→ WHAT YOU NEED TO DO
Take the data below and repeat it exactly.

--- START OF RECORDS FOR THE EXERCISE ---

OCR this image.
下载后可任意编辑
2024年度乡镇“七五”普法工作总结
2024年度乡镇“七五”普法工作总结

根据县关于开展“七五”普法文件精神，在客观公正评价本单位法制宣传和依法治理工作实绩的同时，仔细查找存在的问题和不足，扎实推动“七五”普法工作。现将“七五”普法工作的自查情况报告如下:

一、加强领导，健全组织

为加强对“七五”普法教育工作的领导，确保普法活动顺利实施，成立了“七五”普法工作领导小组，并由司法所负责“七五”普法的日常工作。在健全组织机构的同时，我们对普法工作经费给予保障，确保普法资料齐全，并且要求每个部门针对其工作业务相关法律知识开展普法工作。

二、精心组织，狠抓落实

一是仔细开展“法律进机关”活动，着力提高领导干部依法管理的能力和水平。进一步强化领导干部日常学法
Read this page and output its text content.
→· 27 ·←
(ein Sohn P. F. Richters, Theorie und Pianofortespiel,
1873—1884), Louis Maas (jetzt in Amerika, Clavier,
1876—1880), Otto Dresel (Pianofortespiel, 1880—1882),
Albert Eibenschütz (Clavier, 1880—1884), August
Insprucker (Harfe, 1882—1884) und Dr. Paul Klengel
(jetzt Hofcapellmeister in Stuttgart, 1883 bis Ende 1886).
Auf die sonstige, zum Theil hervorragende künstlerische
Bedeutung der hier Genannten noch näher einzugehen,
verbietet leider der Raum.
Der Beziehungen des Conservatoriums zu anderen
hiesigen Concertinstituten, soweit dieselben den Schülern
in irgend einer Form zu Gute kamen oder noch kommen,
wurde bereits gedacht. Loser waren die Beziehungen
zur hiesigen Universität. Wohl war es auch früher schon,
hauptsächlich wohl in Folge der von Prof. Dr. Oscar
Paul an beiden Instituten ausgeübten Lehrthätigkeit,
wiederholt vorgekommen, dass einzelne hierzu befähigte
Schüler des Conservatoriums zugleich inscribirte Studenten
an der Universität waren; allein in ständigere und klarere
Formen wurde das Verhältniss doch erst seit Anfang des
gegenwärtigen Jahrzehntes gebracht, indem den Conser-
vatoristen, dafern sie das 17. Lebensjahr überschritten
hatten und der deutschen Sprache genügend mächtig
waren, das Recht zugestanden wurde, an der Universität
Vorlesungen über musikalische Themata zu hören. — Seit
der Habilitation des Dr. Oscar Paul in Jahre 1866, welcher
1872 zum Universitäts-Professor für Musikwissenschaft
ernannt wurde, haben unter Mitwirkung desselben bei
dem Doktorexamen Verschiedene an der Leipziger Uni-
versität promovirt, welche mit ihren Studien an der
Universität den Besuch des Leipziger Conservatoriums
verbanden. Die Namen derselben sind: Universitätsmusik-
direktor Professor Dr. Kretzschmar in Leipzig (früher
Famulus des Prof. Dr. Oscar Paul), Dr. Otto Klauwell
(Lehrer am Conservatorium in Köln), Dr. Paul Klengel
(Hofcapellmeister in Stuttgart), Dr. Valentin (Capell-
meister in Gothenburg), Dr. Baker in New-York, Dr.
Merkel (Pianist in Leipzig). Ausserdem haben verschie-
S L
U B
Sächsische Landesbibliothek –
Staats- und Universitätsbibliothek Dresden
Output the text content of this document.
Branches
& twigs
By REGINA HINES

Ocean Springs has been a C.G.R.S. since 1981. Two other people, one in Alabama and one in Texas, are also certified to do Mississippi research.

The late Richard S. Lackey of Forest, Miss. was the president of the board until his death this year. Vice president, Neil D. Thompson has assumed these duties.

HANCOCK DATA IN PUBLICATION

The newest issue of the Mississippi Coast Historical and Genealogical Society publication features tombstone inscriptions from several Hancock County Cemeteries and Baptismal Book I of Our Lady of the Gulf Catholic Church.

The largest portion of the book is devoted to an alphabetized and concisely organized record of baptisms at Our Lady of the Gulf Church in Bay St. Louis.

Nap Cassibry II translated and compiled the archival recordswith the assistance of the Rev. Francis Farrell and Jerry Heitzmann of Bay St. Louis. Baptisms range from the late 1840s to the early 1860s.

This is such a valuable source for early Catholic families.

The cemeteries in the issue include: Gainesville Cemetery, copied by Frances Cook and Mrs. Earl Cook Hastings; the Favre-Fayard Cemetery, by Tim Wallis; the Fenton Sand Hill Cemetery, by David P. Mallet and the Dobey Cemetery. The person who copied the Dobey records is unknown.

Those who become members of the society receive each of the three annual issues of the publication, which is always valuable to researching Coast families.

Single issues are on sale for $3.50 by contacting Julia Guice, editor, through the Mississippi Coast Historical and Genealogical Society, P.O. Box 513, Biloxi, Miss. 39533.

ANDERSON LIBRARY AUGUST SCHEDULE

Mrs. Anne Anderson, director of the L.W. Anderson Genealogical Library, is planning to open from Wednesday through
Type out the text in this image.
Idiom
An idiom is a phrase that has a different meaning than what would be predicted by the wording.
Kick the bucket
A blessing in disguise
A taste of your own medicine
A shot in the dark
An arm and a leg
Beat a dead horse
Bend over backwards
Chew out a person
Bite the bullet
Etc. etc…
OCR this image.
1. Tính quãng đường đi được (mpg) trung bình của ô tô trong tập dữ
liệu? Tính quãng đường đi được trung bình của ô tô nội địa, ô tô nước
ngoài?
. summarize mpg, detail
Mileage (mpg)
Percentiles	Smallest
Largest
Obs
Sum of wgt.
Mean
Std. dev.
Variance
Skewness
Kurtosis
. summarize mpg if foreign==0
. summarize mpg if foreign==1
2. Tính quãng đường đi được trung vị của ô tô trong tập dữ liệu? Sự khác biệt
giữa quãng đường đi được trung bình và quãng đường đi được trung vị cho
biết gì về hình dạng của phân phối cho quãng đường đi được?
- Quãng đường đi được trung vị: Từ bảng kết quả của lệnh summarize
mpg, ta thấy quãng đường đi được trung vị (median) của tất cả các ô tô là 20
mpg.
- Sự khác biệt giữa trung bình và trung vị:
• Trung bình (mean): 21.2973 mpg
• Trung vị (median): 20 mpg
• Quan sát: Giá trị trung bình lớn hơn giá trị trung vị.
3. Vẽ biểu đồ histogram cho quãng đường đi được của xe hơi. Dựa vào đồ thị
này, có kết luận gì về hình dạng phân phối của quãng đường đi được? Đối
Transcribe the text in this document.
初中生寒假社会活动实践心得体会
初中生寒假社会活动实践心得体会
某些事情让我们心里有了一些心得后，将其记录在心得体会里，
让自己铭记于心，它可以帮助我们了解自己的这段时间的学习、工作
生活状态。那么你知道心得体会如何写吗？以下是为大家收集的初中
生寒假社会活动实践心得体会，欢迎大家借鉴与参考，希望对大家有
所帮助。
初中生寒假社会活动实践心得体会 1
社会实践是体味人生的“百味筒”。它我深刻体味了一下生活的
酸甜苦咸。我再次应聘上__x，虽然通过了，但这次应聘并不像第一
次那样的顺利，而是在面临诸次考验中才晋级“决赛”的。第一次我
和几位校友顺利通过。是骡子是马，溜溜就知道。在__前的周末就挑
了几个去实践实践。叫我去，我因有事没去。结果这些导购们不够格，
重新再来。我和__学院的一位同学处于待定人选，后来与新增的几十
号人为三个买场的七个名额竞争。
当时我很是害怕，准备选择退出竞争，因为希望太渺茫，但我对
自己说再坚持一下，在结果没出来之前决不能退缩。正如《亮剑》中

--- END OF RECORDS FOR THE EXERCISE ---

→ COMPLETE RESPONSE
OCR this image.
下载后可任意编辑
2024年度乡镇“七五”普法工作总结
2024年度乡镇“七五”普法工作总结

根据县关于开展“七五”普法文件精神，在客观公正评价本单位法制宣传和依法治理工作实绩的同时，仔细查找存在的问题和不足，扎实推动“七五”普法工作。现将“七五”普法工作的自查情况报告如下:

一、加强领导，健全组织

为加强对“七五”普法教育工作的领导，确保普法活动顺利实施，成立了“七五”普法工作领导小组，并由司法所负责“七五”普法的日常工作。在健全组织机构的同时，我们对普法工作经费给予保障，确保普法资料齐全，并且要求每个部门针对其工作业务相关法律知识开展普法工作。

二、精心组织，狠抓落实

一是仔细开展“法律进机关”活动，着力提高领导干部依法管理的能力和水平。进一步强化领导干部日常学法
Read this page and output its text content.
→· 27 ·←
(ein Sohn P. F. Richters, Theorie und Pianofortespiel,
1873—1884), Louis Maas (jetzt in Amerika, Clavier,
1876—1880), Otto Dresel (Pianofortespiel, 1880—1882),
Albert Eibenschütz (Clavier, 1880—1884), August
Insprucker (Harfe, 1882—1884) und Dr. Paul Klengel
(jetzt Hofcapellmeister in Stuttgart, 1883 bis Ende 1886).
Auf die sonstige, zum Theil hervorragende künstlerische
Bedeutung der hier Genannten noch näher einzugehen,
verbietet leider der Raum.
Der Beziehungen des Conservatoriums zu anderen
hiesigen Concertinstituten, soweit dieselben den Schülern
in irgend einer Form zu Gute kamen oder noch kommen,
wurde bereits gedacht. Loser waren die Beziehungen
zur hiesigen Universität. Wohl war es auch früher schon,
hauptsächlich wohl in Folge der von Prof. Dr. Oscar
Paul an beiden Instituten ausgeübten Lehrthätigkeit,
wiederholt vorgekommen, dass einzelne hierzu befähigte
Schüler des Conservatoriums zugleich inscribirte Studenten
an der Universität waren; allein in ständigere und klarere
Formen wurde das Verhältniss doch erst seit Anfang des
gegenwärtigen Jahrzehntes gebracht, indem den Conser-
vatoristen, dafern sie das 17. Lebensjahr überschritten
hatten und der deutschen Sprache genügend mächtig
waren, das Recht zugestanden wurde, an der Universität
Vorlesungen über musikalische Themata zu hören. — Seit
der Habilitation des Dr. Oscar Paul in Jahre 1866, welcher
1872 zum Universitäts-Professor für Musikwissenschaft
ernannt wurde, haben unter Mitwirkung desselben bei
dem Doktorexamen Verschiedene an der Leipziger Uni-
versität promovirt, welche mit ihren Studien an der
Universität den Besuch des Leipziger Conservatoriums
verbanden. Die Namen derselben sind: Universitätsmusik-
direktor Professor Dr. Kretzschmar in Leipzig (früher
Famulus des Prof. Dr. Oscar Paul), Dr. Otto Klauwell
(Lehrer am Conservatorium in Köln), Dr. Paul Klengel
(Hofcapellmeister in Stuttgart), Dr. Valentin (Capell-
meister in Gothenburg), Dr. Baker in New-York, Dr.
Merkel (Pianist in Leipzig). Ausserdem haben verschie-
S L
U B
Sächsische Landesbibliothek –
Staats- und Universitätsbibliothek Dresden
Output the text content of this document.
Branches
& twigs
By REGINA HINES

Ocean Springs has been a C.G.R.S. since 1981. Two other people, one in Alabama and one in Texas, are also certified to do Mississippi research.

The late Richard S. Lackey of Forest, Miss. was the president of the board until his death this year. Vice president, Neil D. Thompson has assumed these duties.

HANCOCK DATA IN PUBLICATION

The newest issue of the Mississippi Coast Historical and Genealogical Society publication features tombstone inscriptions from several Hancock County Cemeteries and Baptismal Book I of Our Lady of the Gulf Catholic Church.

The largest portion of the book is devoted to an alphabetized and concisely organized record of baptisms at Our Lady of the Gulf Church in Bay St. Louis.

Nap Cassibry II translated and compiled the archival recordswith the assistance of the Rev. Francis Farrell and Jerry Heitzmann of Bay St. Louis. Baptisms range from the late 1840s to the early 1860s.

This is such a valuable source for early Catholic families.

The cemeteries in the issue include: Gainesville Cemetery, copied by Frances Cook and Mrs. Earl Cook Hastings; the Favre-Fayard Cemetery, by Tim Wallis; the Fenton Sand Hill Cemetery, by David P. Mallet and the Dobey Cemetery. The person who copied the Dobey records is unknown.

Those who become members of the society receive each of the three annual issues of the publication, which is always valuable to researching Coast families.

Single issues are on sale for $3.50 by contacting Julia Guice, editor, through the Mississippi Coast Historical and Genealogical Society, P.O. Box 513, Biloxi, Miss. 39533.

ANDERSON LIBRARY AUGUST SCHEDULE

Mrs. Anne Anderson, director of the L.W. Anderson Genealogical Library, is planning to open from Wednesday through
Type out the text in this image.
Idiom
An idiom is a phrase that has a different meaning than what would be predicted by the wording.
Kick the bucket
A blessing in disguise
A taste of your own medicine
A shot in the dark
An arm and a leg
Beat a dead horse
Bend over backwards
Chew out a person
Bite the bullet
Etc. etc…
OCR this image.
1. Tính quãng đường đi được (mpg) trung bình của ô tô trong tập dữ
liệu? Tính quãng đường đi được trung bình của ô tô nội địa, ô tô nước
ngoài?
. summarize mpg, detail
Mileage (mpg)
Percentiles	Smallest
Largest
Obs
Sum of wgt.
Mean
Std. dev.
Variance
Skewness
Kurtosis
. summarize mpg if foreign==0
. summarize mpg if foreign==1
2. Tính quãng đường đi được trung vị của ô tô trong tập dữ liệu? Sự khác biệt
giữa quãng đường đi được trung bình và quãng đường đi được trung vị cho
biết gì về hình dạng của phân phối cho quãng đường đi được?
- Quãng đường đi được trung vị: Từ bảng kết quả của lệnh summarize
mpg, ta thấy quãng đường đi được trung vị (median) của tất cả các ô tô là 20
mpg.
- Sự khác biệt giữa trung bình và trung vị:
• Trung bình (mean): 21.2973 mpg
• Trung vị (median): 20 mpg
• Quan sát: Giá trị trung bình lớn hơn giá trị trung vị.
3. Vẽ biểu đồ histogram cho quãng đường đi được của xe hơi. Dựa vào đồ thị
này, có kết luận gì về hình dạng phân phối của quãng đường đi được? Đối
Transcribe the text in this document.
初中生寒假社会活动实践心得体会
初中生寒假社会活动实践心得体会
某些事情让我们心里有了一些心得后，将其记录在心得体会里，
让自己铭记于心，它可以帮助我们了解自己的这段时间的学习、工作
生活状态。那么你知道心得体会如何写吗？以下是为大家收集的初中
生寒假社会活动实践心得体会，欢迎大家借鉴与参考，希望对大家有
所帮助。
初中生寒假社会活动实践心得体会 1
社会实践是体味人生的“百味筒”。它我深刻体味了一下生活的
酸甜苦咸。我再次应聘上__x，虽然通过了，但这次应聘并不像第一
次那样的顺利，而是在面临诸次考验中才晋级“决赛”的。第一次我
和几位校友顺利通过。是骡子是马，溜溜就知道。在__前的周末就挑
了几个去实践实践。叫我去，我因有事没去。结果这些导购们不够格，
重新再来。我和__学院的一位同学处于待定人选，后来与新增的几十
号人为三个买场的七个名额竞争。
当时我很是害怕，准备选择退出竞争，因为希望太渺茫，但我对
自己说再坚持一下，在结果没出来之前决不能退缩。正如《亮剑》中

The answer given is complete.